━━ Exercise inputs

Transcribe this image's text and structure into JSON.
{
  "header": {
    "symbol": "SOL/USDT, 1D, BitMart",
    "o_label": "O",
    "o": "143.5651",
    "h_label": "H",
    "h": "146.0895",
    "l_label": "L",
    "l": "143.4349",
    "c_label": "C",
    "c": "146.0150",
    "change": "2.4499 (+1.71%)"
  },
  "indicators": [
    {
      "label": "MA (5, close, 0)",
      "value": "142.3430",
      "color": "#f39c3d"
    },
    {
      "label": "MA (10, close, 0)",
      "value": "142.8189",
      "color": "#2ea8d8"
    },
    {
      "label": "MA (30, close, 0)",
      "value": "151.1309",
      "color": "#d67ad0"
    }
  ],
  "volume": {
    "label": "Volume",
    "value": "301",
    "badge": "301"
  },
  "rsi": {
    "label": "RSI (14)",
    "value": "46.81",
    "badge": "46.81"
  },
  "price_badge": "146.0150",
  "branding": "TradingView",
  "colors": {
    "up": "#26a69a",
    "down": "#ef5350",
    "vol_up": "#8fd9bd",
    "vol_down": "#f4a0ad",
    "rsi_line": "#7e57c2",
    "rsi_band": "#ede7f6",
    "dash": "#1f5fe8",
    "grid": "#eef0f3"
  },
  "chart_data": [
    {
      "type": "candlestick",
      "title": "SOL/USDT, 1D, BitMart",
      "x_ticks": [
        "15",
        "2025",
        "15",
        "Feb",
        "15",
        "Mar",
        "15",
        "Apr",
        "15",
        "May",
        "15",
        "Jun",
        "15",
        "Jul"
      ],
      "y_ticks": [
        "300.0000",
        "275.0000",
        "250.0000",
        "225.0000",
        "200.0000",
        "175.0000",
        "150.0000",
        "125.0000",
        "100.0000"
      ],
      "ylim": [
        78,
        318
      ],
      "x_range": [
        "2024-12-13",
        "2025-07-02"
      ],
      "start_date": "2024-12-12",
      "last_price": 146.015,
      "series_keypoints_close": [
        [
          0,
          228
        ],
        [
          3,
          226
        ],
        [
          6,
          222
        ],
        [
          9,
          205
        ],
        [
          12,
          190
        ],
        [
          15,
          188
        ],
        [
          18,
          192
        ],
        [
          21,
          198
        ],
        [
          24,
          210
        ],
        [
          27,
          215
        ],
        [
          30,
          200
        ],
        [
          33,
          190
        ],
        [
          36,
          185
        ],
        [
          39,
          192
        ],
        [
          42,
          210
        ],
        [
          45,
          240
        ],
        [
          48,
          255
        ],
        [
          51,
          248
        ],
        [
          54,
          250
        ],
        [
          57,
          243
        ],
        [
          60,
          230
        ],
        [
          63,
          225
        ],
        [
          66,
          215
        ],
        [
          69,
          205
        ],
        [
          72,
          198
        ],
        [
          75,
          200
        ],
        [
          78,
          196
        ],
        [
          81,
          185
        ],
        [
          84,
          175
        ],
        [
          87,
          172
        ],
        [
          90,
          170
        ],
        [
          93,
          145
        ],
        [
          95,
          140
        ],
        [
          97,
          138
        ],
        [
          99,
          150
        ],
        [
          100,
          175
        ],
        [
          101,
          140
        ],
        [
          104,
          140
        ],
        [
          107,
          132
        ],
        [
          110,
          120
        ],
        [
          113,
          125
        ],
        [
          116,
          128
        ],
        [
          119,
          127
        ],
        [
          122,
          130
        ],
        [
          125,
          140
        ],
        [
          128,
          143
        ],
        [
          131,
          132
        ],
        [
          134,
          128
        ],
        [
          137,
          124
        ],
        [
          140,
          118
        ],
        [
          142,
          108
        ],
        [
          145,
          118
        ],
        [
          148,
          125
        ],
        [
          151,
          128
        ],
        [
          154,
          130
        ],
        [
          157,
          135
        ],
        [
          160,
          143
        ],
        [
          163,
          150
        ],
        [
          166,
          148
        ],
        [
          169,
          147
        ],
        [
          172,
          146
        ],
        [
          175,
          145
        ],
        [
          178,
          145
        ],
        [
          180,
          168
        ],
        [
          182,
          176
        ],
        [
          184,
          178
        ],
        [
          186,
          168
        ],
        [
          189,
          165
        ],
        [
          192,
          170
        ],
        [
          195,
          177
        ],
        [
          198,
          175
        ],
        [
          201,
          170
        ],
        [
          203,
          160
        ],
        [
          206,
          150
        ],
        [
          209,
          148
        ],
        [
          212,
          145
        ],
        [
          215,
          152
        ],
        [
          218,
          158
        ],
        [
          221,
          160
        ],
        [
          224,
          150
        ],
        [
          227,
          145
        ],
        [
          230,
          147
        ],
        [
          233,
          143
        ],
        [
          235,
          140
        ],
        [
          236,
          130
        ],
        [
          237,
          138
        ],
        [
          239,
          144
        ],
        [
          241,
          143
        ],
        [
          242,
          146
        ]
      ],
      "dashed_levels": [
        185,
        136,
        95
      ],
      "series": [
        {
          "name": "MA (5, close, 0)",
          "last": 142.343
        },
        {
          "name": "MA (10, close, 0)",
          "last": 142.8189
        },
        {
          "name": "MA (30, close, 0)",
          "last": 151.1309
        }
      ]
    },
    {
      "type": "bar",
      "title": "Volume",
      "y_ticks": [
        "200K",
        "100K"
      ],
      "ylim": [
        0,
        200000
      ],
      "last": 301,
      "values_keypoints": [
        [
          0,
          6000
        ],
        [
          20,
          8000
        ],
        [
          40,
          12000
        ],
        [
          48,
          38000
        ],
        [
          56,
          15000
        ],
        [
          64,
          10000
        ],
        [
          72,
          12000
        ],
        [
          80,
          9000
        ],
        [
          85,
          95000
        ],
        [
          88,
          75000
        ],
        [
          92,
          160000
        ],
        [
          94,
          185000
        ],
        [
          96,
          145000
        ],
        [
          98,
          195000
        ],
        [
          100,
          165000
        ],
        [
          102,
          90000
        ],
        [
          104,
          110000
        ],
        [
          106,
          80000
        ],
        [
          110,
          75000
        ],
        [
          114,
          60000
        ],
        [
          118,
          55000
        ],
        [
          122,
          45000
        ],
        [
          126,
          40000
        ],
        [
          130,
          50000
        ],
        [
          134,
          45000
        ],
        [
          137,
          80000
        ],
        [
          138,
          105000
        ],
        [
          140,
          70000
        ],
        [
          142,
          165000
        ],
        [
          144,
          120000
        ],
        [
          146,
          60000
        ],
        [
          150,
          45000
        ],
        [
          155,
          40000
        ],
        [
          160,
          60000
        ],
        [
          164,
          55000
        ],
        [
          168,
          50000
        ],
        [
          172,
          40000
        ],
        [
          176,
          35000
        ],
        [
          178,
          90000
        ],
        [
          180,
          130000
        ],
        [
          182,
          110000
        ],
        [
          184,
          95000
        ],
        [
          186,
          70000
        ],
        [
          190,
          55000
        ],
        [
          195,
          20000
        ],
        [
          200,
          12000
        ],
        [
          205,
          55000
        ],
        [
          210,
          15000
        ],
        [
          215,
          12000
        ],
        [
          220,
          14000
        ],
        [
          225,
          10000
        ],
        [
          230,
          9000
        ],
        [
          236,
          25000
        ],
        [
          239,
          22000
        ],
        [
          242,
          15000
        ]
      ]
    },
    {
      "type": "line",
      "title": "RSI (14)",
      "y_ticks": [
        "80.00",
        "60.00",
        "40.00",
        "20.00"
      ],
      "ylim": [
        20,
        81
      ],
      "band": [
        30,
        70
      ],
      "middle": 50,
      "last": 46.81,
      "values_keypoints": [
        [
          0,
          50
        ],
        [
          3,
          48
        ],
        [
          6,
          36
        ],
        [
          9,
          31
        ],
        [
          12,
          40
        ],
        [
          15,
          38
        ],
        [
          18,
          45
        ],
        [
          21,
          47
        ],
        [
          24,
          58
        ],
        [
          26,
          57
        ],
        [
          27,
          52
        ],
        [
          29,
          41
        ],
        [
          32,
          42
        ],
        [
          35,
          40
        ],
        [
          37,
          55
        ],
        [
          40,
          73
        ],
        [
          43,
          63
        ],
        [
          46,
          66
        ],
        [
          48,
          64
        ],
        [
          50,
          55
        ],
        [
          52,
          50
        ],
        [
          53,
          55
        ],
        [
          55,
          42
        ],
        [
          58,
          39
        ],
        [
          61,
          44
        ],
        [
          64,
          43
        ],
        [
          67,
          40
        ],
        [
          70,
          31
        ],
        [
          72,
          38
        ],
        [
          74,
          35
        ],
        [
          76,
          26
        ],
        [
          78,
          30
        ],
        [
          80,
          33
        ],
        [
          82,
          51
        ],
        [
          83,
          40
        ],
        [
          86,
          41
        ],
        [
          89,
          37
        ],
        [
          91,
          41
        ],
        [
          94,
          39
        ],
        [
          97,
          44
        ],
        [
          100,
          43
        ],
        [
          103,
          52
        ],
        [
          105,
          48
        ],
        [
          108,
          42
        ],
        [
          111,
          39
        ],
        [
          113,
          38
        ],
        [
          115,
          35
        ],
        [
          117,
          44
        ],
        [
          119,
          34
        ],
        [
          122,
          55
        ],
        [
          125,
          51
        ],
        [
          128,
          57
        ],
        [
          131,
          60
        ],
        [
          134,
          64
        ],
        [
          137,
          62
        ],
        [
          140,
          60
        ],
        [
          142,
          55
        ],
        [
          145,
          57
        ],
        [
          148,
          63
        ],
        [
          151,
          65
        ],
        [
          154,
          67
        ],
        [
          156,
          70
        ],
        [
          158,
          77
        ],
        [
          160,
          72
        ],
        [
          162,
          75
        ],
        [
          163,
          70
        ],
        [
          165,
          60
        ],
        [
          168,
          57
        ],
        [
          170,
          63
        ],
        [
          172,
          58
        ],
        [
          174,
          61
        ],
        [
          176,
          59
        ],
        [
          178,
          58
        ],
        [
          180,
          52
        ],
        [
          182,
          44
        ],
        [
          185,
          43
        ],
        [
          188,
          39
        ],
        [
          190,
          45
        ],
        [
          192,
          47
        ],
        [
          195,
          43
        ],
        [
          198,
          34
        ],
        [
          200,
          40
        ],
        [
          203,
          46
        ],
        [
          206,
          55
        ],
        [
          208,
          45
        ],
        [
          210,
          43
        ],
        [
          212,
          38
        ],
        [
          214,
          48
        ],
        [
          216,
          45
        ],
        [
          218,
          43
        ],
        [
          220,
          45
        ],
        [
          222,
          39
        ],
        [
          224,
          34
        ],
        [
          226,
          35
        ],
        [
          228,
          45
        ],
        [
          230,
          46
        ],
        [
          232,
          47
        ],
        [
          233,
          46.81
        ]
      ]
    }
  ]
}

━━━━

_What the exercise asks_
Answer with one number: how many lines of the entries above include the word "type".

_Answer to this exercise_
3